What is asked -> Find each line containing the word "houses" and report how many there are. Add nothing else.

Figure data in JSON
[Start]

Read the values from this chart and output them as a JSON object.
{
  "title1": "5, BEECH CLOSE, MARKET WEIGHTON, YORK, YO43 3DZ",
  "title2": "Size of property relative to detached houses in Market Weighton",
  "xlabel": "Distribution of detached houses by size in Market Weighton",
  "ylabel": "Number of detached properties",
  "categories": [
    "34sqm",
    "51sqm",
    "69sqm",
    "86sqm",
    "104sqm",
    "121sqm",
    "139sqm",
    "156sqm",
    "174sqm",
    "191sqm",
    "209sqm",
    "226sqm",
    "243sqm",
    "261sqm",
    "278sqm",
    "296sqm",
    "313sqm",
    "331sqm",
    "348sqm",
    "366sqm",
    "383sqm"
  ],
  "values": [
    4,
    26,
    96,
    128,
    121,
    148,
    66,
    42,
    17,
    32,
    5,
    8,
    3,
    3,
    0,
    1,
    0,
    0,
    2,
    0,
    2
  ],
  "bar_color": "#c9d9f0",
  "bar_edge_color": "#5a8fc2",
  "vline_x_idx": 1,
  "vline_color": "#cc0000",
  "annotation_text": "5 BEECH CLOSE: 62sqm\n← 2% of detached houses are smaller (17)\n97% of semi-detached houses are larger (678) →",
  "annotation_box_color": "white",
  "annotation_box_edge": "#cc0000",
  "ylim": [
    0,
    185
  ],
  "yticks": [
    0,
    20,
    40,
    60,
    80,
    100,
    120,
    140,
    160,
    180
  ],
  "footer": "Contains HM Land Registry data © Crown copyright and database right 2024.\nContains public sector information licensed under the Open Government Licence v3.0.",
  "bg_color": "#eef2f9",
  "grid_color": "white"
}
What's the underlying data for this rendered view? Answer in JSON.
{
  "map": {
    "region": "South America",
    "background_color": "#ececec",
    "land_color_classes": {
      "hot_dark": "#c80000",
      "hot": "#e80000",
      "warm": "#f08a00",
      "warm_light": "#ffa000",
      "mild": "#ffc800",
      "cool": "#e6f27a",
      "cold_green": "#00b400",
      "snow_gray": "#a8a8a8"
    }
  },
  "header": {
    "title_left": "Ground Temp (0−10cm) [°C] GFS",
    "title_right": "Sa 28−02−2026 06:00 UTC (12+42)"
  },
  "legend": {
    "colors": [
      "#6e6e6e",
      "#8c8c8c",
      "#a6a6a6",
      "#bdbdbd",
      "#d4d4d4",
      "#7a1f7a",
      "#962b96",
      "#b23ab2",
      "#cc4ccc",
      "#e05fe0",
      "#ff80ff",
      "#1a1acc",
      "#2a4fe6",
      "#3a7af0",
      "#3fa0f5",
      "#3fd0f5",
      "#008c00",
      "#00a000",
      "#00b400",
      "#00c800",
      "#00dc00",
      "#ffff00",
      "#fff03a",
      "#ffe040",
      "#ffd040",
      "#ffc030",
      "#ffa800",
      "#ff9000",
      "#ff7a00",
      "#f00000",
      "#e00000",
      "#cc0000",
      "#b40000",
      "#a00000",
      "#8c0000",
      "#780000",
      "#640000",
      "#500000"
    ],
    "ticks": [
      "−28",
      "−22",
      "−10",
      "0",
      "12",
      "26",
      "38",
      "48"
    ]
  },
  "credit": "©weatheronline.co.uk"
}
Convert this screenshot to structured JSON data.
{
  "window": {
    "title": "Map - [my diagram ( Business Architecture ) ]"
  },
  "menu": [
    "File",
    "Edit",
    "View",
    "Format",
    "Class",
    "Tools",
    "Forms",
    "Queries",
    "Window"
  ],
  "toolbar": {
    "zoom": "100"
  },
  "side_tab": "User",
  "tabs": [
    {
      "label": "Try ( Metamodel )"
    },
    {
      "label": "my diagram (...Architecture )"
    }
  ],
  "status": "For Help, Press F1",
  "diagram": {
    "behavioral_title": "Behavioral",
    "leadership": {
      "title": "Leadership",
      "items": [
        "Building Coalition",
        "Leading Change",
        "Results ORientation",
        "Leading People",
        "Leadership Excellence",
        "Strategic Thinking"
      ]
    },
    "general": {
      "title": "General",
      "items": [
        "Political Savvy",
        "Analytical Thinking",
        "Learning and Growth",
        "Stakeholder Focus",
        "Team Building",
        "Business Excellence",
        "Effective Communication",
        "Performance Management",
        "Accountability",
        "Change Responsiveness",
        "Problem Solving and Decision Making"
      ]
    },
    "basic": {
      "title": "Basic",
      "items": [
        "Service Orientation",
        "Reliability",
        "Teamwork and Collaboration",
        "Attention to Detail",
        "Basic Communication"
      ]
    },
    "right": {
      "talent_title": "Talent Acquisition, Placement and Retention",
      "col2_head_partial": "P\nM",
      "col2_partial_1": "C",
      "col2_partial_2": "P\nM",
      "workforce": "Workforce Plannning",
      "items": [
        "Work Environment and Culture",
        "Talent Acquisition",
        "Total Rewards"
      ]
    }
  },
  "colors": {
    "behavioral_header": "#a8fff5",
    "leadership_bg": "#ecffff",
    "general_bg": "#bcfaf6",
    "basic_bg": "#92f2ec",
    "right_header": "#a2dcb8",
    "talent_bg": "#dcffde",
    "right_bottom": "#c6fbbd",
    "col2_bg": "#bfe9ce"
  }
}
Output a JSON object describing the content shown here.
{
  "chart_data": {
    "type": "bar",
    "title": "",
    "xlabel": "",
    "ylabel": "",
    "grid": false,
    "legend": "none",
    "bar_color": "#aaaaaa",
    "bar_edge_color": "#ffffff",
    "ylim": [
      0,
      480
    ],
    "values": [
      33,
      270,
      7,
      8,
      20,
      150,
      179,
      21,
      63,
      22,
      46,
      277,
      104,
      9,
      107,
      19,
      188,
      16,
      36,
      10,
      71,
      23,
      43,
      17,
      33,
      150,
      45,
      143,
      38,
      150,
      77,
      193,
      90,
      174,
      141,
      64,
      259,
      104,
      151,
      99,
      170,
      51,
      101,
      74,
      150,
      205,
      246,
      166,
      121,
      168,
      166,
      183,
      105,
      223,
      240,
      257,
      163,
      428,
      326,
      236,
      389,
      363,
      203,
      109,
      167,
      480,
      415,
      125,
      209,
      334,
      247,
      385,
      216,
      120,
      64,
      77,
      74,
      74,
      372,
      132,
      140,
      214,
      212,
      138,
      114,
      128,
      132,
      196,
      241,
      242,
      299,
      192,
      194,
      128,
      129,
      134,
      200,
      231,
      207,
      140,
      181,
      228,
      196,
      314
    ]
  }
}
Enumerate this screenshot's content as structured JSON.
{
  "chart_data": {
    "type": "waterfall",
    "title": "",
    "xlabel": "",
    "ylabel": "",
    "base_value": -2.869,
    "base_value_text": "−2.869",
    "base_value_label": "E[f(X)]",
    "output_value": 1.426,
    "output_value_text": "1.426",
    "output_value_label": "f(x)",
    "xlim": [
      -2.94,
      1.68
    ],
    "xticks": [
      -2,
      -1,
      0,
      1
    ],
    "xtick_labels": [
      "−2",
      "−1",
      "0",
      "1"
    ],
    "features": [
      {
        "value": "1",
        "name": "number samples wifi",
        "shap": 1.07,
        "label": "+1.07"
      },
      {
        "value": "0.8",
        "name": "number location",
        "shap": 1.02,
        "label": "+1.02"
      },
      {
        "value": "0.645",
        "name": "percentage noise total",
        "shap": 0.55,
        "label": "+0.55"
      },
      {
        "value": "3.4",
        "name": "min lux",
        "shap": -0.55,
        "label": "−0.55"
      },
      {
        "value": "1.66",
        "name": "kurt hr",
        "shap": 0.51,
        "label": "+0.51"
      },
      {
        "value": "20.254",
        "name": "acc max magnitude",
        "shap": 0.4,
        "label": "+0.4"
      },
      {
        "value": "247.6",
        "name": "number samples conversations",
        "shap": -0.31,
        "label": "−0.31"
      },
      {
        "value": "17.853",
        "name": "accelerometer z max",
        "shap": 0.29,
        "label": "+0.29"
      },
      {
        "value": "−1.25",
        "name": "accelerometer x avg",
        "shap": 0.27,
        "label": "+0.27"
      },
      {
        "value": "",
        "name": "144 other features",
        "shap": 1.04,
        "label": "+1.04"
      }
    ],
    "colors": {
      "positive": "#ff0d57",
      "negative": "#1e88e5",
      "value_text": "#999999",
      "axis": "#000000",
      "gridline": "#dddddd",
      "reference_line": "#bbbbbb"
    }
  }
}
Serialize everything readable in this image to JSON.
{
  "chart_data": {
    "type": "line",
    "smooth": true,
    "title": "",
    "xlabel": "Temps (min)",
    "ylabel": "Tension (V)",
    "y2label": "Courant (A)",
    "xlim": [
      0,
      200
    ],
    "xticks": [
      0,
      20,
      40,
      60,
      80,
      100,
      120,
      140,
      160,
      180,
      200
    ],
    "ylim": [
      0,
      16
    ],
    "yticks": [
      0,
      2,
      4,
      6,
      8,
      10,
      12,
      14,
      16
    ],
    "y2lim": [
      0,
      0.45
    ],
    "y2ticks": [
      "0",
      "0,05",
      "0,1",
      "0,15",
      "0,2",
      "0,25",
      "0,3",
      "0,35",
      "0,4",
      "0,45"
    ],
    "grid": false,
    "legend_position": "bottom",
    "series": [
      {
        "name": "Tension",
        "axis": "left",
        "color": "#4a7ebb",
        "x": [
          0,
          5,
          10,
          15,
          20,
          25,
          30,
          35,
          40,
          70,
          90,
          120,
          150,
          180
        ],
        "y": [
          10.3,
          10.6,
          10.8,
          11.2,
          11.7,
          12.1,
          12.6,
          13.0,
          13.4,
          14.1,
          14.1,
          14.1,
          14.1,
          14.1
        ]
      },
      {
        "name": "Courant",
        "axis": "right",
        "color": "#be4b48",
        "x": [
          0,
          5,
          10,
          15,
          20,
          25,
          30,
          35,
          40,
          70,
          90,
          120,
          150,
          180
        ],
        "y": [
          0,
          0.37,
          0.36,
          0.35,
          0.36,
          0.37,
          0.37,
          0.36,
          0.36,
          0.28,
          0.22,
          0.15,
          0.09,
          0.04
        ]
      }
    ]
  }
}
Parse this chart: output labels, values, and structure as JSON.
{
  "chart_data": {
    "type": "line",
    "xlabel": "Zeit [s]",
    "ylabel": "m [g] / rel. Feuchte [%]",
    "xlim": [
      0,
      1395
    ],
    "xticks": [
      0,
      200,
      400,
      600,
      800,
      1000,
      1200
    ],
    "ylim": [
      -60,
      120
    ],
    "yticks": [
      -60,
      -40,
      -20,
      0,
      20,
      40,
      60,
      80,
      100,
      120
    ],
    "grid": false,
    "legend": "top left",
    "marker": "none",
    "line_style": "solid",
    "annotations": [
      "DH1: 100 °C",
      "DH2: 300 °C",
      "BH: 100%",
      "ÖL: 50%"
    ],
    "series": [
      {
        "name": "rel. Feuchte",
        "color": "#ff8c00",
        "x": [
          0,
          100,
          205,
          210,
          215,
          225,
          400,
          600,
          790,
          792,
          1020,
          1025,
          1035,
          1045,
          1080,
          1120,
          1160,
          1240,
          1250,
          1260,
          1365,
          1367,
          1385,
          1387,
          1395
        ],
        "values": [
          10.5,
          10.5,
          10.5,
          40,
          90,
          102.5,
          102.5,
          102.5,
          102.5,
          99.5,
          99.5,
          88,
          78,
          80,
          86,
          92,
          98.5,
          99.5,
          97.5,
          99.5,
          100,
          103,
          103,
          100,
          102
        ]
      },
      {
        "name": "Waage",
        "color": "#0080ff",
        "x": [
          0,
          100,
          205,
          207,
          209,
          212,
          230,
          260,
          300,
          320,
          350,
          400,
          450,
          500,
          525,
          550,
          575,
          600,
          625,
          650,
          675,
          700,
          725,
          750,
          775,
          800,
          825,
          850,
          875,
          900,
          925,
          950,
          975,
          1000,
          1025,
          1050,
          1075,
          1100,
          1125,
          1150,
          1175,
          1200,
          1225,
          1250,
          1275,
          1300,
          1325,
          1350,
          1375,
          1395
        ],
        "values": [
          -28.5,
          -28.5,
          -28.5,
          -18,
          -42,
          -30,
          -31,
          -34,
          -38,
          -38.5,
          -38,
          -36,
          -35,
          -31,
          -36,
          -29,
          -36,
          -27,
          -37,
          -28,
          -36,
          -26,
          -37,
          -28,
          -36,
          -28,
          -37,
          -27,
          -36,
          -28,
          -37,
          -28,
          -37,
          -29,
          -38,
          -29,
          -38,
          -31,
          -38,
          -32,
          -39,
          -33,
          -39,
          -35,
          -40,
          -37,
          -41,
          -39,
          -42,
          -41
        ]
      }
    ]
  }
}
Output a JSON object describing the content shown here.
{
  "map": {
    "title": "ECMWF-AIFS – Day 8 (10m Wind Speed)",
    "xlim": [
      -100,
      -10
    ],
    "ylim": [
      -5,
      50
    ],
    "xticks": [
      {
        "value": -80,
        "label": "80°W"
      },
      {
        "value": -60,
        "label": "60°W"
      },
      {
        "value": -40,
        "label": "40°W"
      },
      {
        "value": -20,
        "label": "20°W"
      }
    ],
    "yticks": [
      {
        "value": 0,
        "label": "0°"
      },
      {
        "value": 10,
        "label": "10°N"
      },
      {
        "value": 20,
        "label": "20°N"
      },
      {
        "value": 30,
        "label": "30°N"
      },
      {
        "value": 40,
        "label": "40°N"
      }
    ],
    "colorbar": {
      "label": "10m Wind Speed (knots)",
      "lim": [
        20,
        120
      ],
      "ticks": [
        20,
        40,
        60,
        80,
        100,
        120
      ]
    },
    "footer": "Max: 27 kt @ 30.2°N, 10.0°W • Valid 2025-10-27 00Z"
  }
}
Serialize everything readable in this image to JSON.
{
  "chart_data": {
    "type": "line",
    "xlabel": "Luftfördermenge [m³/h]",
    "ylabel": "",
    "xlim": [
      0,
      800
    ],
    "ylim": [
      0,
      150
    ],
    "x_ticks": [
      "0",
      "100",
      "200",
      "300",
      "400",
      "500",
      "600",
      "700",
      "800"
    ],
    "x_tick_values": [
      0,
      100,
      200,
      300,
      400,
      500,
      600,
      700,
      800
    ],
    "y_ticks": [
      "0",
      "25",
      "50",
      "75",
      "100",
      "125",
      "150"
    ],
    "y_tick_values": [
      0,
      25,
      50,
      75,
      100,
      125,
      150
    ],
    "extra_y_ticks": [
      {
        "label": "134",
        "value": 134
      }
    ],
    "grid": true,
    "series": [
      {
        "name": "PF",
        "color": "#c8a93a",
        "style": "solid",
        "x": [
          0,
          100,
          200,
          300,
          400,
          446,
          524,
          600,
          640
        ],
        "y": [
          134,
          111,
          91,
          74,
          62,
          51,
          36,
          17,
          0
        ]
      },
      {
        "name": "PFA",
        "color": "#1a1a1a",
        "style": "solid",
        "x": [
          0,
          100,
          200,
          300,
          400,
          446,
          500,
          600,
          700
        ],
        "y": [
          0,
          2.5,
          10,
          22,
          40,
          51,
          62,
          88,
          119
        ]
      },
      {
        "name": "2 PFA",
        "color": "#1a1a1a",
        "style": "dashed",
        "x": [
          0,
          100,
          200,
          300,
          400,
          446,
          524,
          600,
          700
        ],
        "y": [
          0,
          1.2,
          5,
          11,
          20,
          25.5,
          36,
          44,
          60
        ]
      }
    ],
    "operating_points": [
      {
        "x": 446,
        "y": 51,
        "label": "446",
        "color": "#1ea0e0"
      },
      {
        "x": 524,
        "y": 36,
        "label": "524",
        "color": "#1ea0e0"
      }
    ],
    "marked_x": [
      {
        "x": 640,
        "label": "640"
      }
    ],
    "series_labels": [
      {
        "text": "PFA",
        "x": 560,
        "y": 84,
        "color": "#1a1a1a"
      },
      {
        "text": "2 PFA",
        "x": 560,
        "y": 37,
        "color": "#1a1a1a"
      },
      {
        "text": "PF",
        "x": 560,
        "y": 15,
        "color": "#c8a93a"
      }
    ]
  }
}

[End]

Result for this exercise -> 3